** STATED GOAL **
Copy the lines holding the word "vorrei", all of them.
----------------------------------------
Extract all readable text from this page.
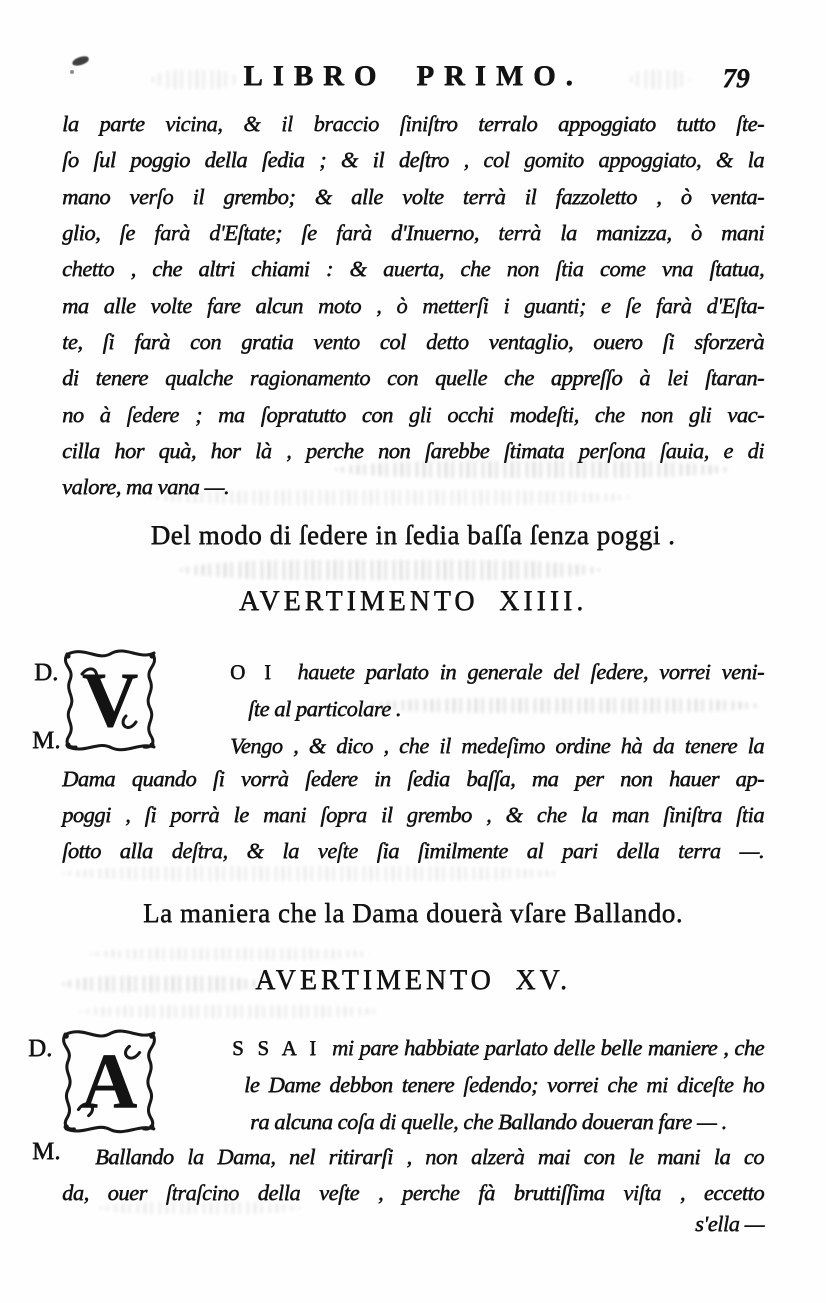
LIBRO PRIMO.	79
la parte vicina, & il braccio ſiniſtro terralo appoggiato tutto ſte-
ſo ſul poggio della ſedia ; & il deſtro , col gomito appoggiato, & la
mano verſo il grembo; & alle volte terrà il fazzoletto , ò venta-
glio, ſe farà d'Eſtate; ſe farà d'Inuerno, terrà la manizza, ò mani
chetto , che altri chiami : & auerta, che non ſtia come vna ſtatua,
ma alle volte fare alcun moto , ò metterſi i guanti; e ſe farà d'Eſta-
te, ſi farà con gratia vento col detto ventaglio, ouero ſi sforzerà
di tenere qualche ragionamento con quelle che appreſſo à lei ſtaran-
no à ſedere ; ma ſopratutto con gli occhi modeſti, che non gli vac-
cilla hor quà, hor là , perche non ſarebbe ſtimata perſona ſauia, e di
valore, ma vana —.
Del modo di ſedere in ſedia baſſa ſenza poggi .
AVERTIMENTO XIIII.
D. V	O I hauete parlato in generale del ſedere, vorrei veni-
ſte al particolare .
M.	Vengo , & dico , che il medeſimo ordine hà da tenere la
Dama quando ſi vorrà ſedere in ſedia baſſa, ma per non hauer ap-
poggi , ſi porrà le mani ſopra il grembo , & che la man ſiniſtra ſtia
ſotto alla deſtra, & la veſte ſia ſimilmente al pari della terra —.
La maniera che la Dama douerà vſare Ballando.
AVERTIMENTO XV.
D. A	S S A I mi pare habbiate parlato delle belle maniere , che
le Dame debbon tenere ſedendo; vorrei che mi diceſte ho
ra alcuna coſa di quelle, che Ballando doueran fare — .
M.	Ballando la Dama, nel ritirarſi , non alzerà mai con le mani la co
da, ouer ſtraſcino della veſte , perche fà bruttiſſima viſta , eccetto
s'ella —
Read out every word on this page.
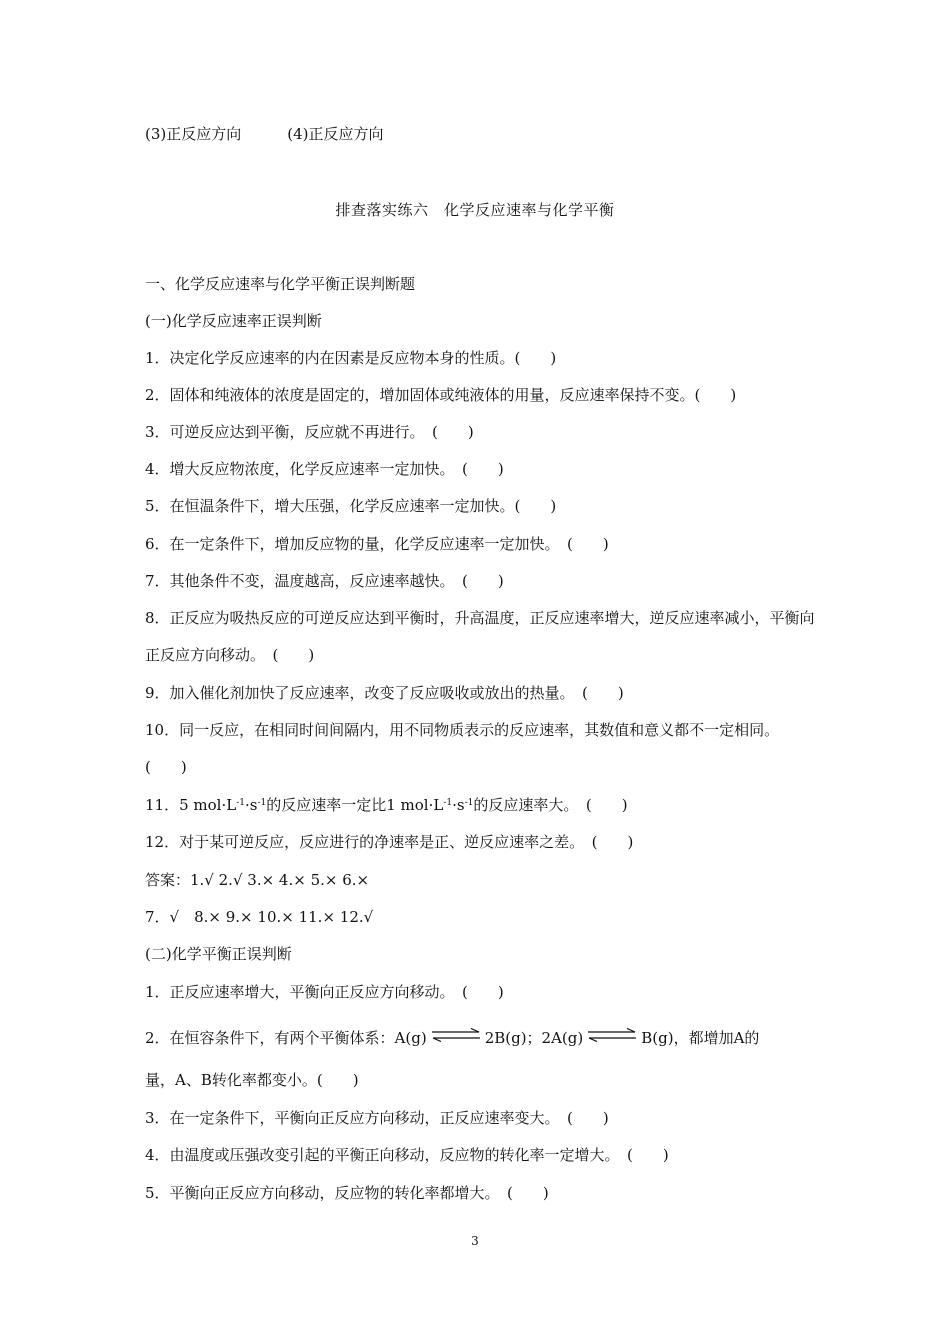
(3)正反应方向	(4)正反应方向
排查落实练六　化学反应速率与化学平衡
一、化学反应速率与化学平衡正误判断题
(一)化学反应速率正误判断
1．决定化学反应速率的内在因素是反应物本身的性质。(　　)
2．固体和纯液体的浓度是固定的，增加固体或纯液体的用量，反应速率保持不变。(　　)
3．可逆反应达到平衡，反应就不再进行。　(　　)
4．增大反应物浓度，化学反应速率一定加快。　(　　)
5．在恒温条件下，增大压强，化学反应速率一定加快。(　　)
6．在一定条件下，增加反应物的量，化学反应速率一定加快。　(　　)
7．其他条件不变，温度越高，反应速率越快。　(　　)
8．正反应为吸热反应的可逆反应达到平衡时，升高温度，正反应速率增大，逆反应速率减小，平衡向正反应方向移动。　(　　)
9．加入催化剂加快了反应速率，改变了反应吸收或放出的热量。　(　　)
10．同一反应，在相同时间间隔内，用不同物质表示的反应速率，其数值和意义都不一定相同。　(　　)
11．5 $mol\cdot L^{-1}\cdot s^{-1}$的反应速率一定比1 $mol\cdot L^{-1}\cdot s^{-1}$的反应速率大。　(　　)
12．对于某可逆反应，反应进行的净速率是正、逆反应速率之差。　(　　)
答案：1.√ 2.√ 3.× 4.× 5.× 6.×
7．√　8.× 9.× 10.× 11.× 12.√
(二)化学平衡正误判断
1．正反应速率增大，平衡向正反应方向移动。　(　　)
2．在恒容条件下，有两个平衡体系：A(g) ⇌ 2B(g)；2A(g) ⇌ B(g)，都增加A的
量，A、B转化率都变小。(　　)
3．在一定条件下，平衡向正反应方向移动，正反应速率变大。　(　　)
4．由温度或压强改变引起的平衡正向移动，反应物的转化率一定增大。　(　　)
5．平衡向正反应方向移动，反应物的转化率都增大。　(　　)
3
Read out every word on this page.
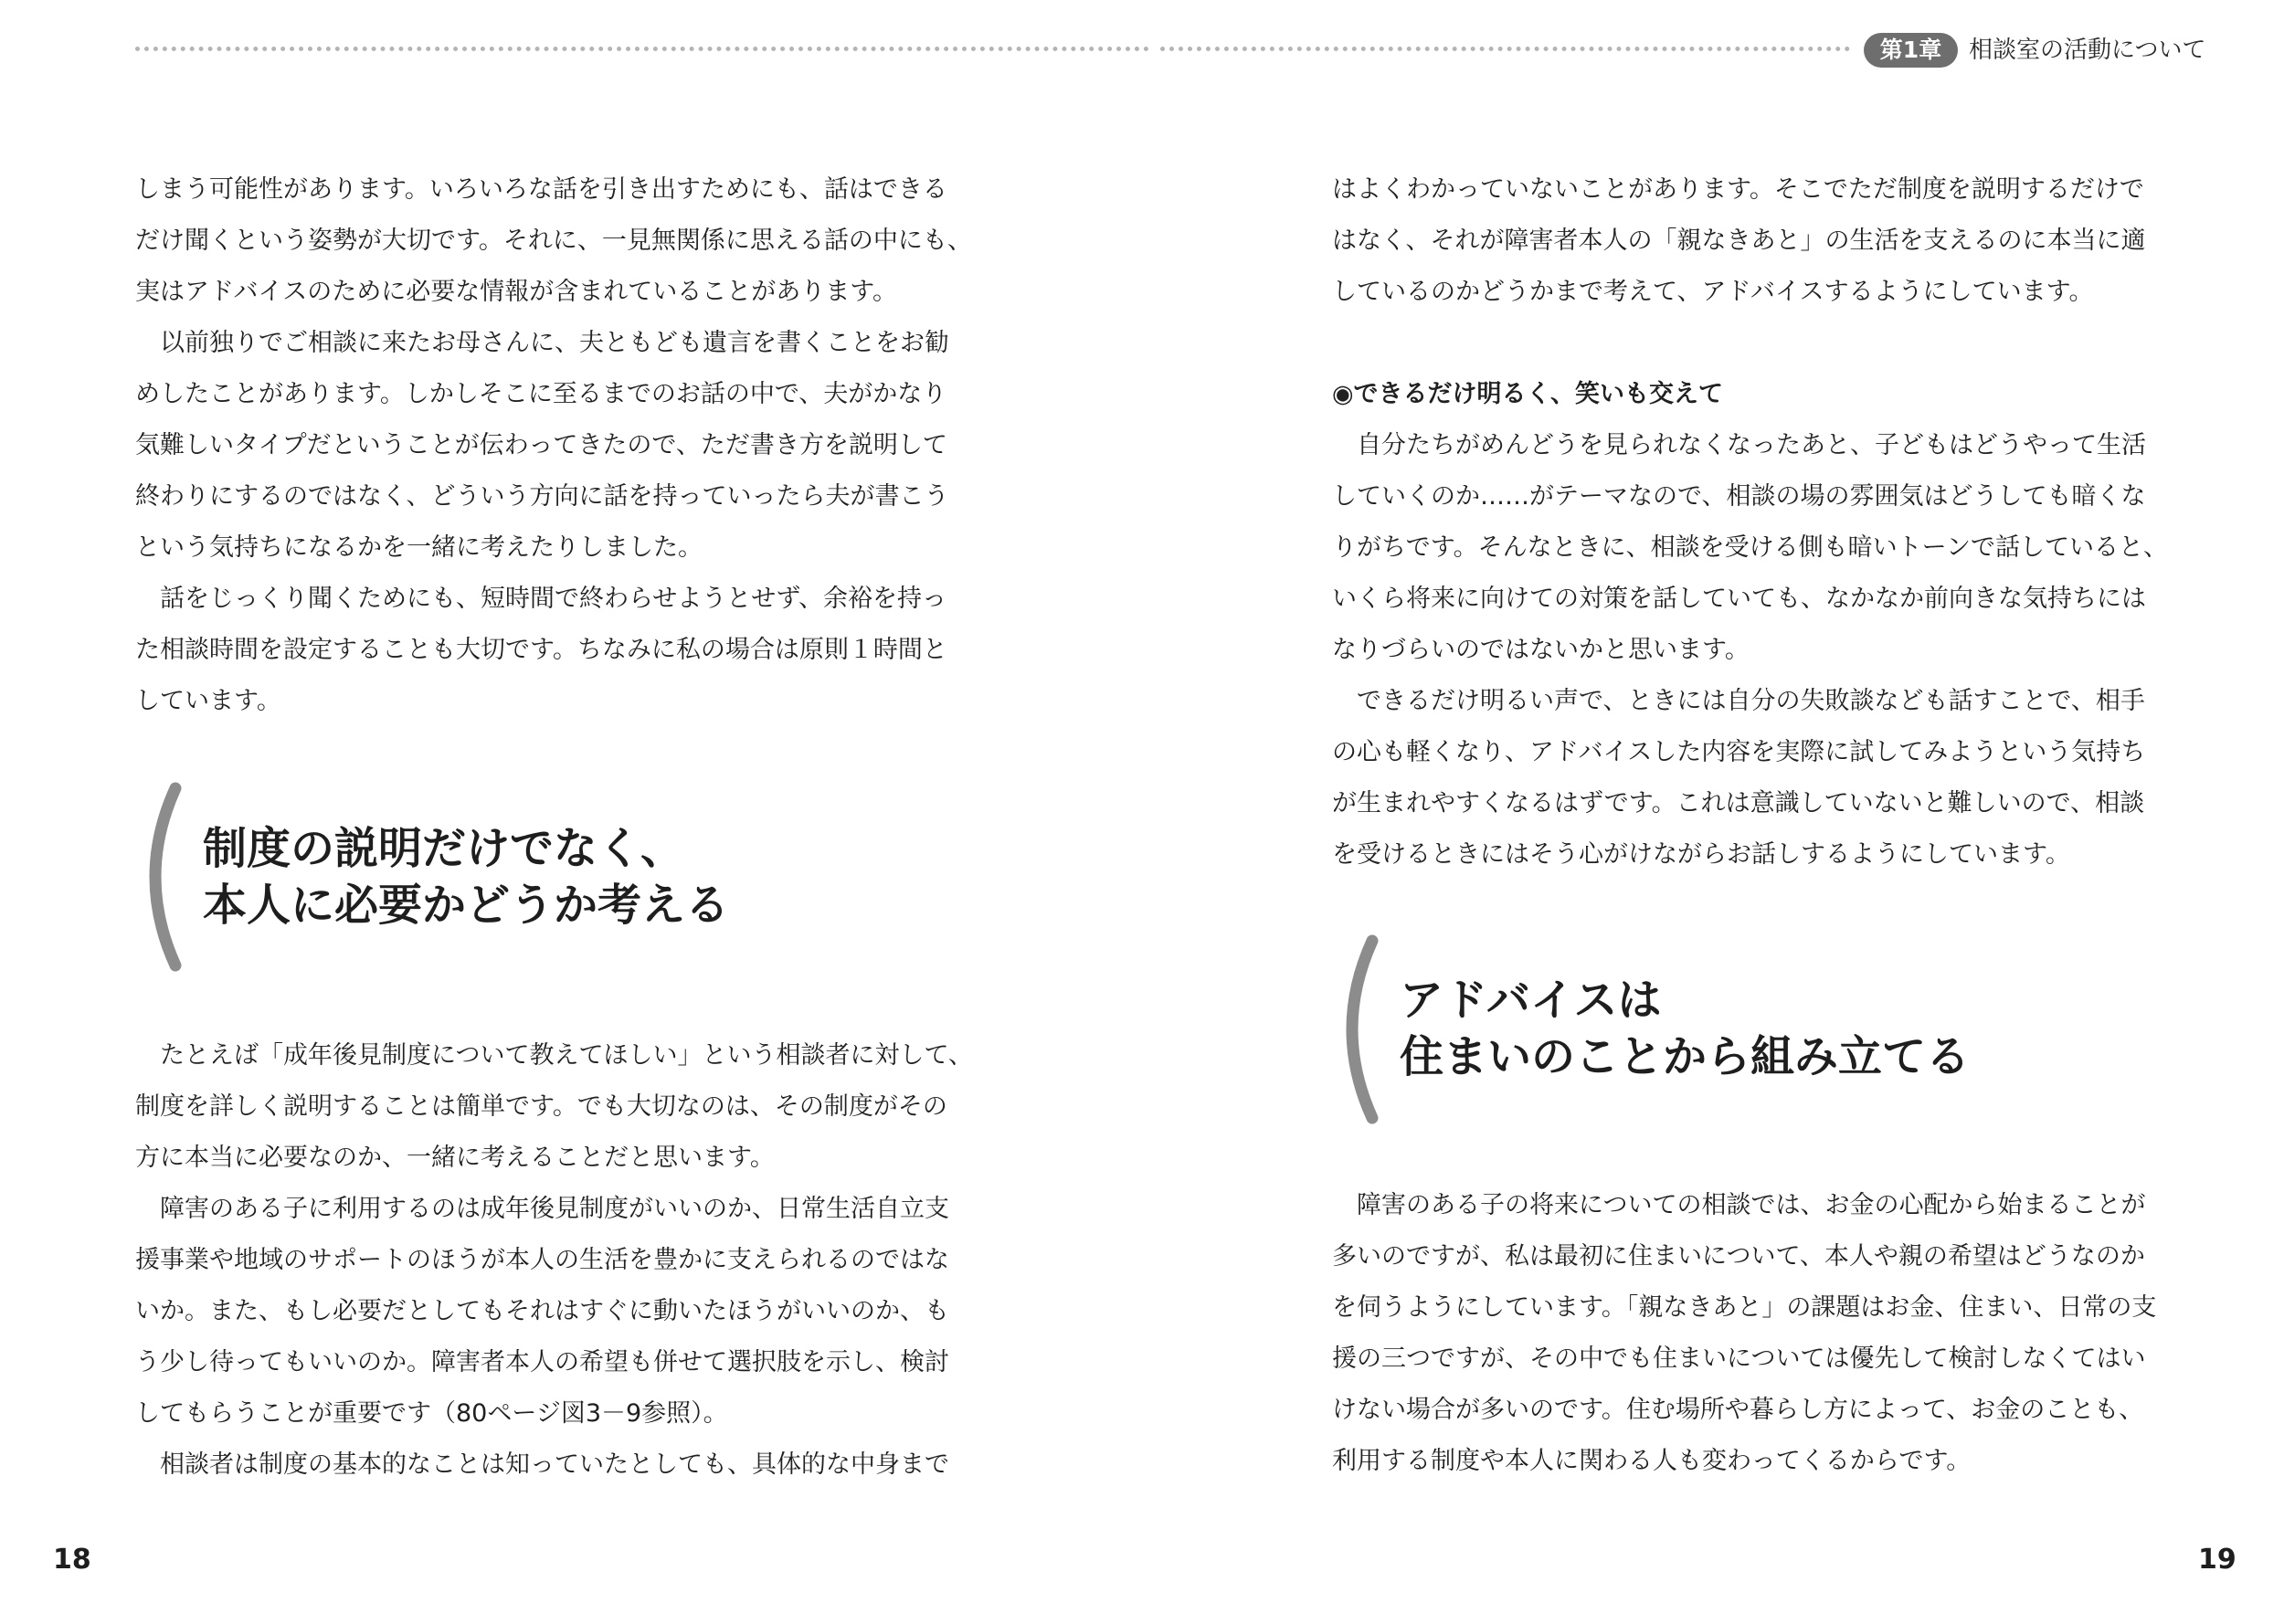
第1章	相談室の活動について

しまう可能性があります。いろいろな話を引き出すためにも、話はできる

だけ聞くという姿勢が大切です。それに、一見無関係に思える話の中にも、

実はアドバイスのために必要な情報が含まれていることがあります。

　以前独りでご相談に来たお母さんに、夫ともども遺言を書くことをお勧

めしたことがあります。しかしそこに至るまでのお話の中で、夫がかなり

気難しいタイプだということが伝わってきたので、ただ書き方を説明して

終わりにするのではなく、どういう方向に話を持っていったら夫が書こう

という気持ちになるかを一緒に考えたりしました。

　話をじっくり聞くためにも、短時間で終わらせようとせず、余裕を持っ

た相談時間を設定することも大切です。ちなみに私の場合は原則１時間と

しています。

制度の説明だけでなく、
本人に必要かどうか考える

　たとえば「成年後見制度について教えてほしい」という相談者に対して、

制度を詳しく説明することは簡単です。でも大切なのは、その制度がその

方に本当に必要なのか、一緒に考えることだと思います。

　障害のある子に利用するのは成年後見制度がいいのか、日常生活自立支

援事業や地域のサポートのほうが本人の生活を豊かに支えられるのではな

いか。また、もし必要だとしてもそれはすぐに動いたほうがいいのか、も

う少し待ってもいいのか。障害者本人の希望も併せて選択肢を示し、検討

してもらうことが重要です（80ページ図3－9参照）。

　相談者は制度の基本的なことは知っていたとしても、具体的な中身まで

18

はよくわかっていないことがあります。そこでただ制度を説明するだけで

はなく、それが障害者本人の「親なきあと」の生活を支えるのに本当に適

しているのかどうかまで考えて、アドバイスするようにしています。

◉できるだけ明るく、笑いも交えて

　自分たちがめんどうを見られなくなったあと、子どもはどうやって生活

していくのか……がテーマなので、相談の場の雰囲気はどうしても暗くな

りがちです。そんなときに、相談を受ける側も暗いトーンで話していると、

いくら将来に向けての対策を話していても、なかなか前向きな気持ちには

なりづらいのではないかと思います。

　できるだけ明るい声で、ときには自分の失敗談なども話すことで、相手

の心も軽くなり、アドバイスした内容を実際に試してみようという気持ち

が生まれやすくなるはずです。これは意識していないと難しいので、相談

を受けるときにはそう心がけながらお話しするようにしています。

アドバイスは
住まいのことから組み立てる

　障害のある子の将来についての相談では、お金の心配から始まることが

多いのですが、私は最初に住まいについて、本人や親の希望はどうなのか

を伺うようにしています。「親なきあと」の課題はお金、住まい、日常の支

援の三つですが、その中でも住まいについては優先して検討しなくてはい

けない場合が多いのです。住む場所や暮らし方によって、お金のことも、

利用する制度や本人に関わる人も変わってくるからです。

19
----------------------------------------
** FULL SOLUTION **
D. V	O I hauete parlato in generale del ſedere, vorrei veni-
le Dame debbon tenere ſedendo; vorrei che mi diceſte ho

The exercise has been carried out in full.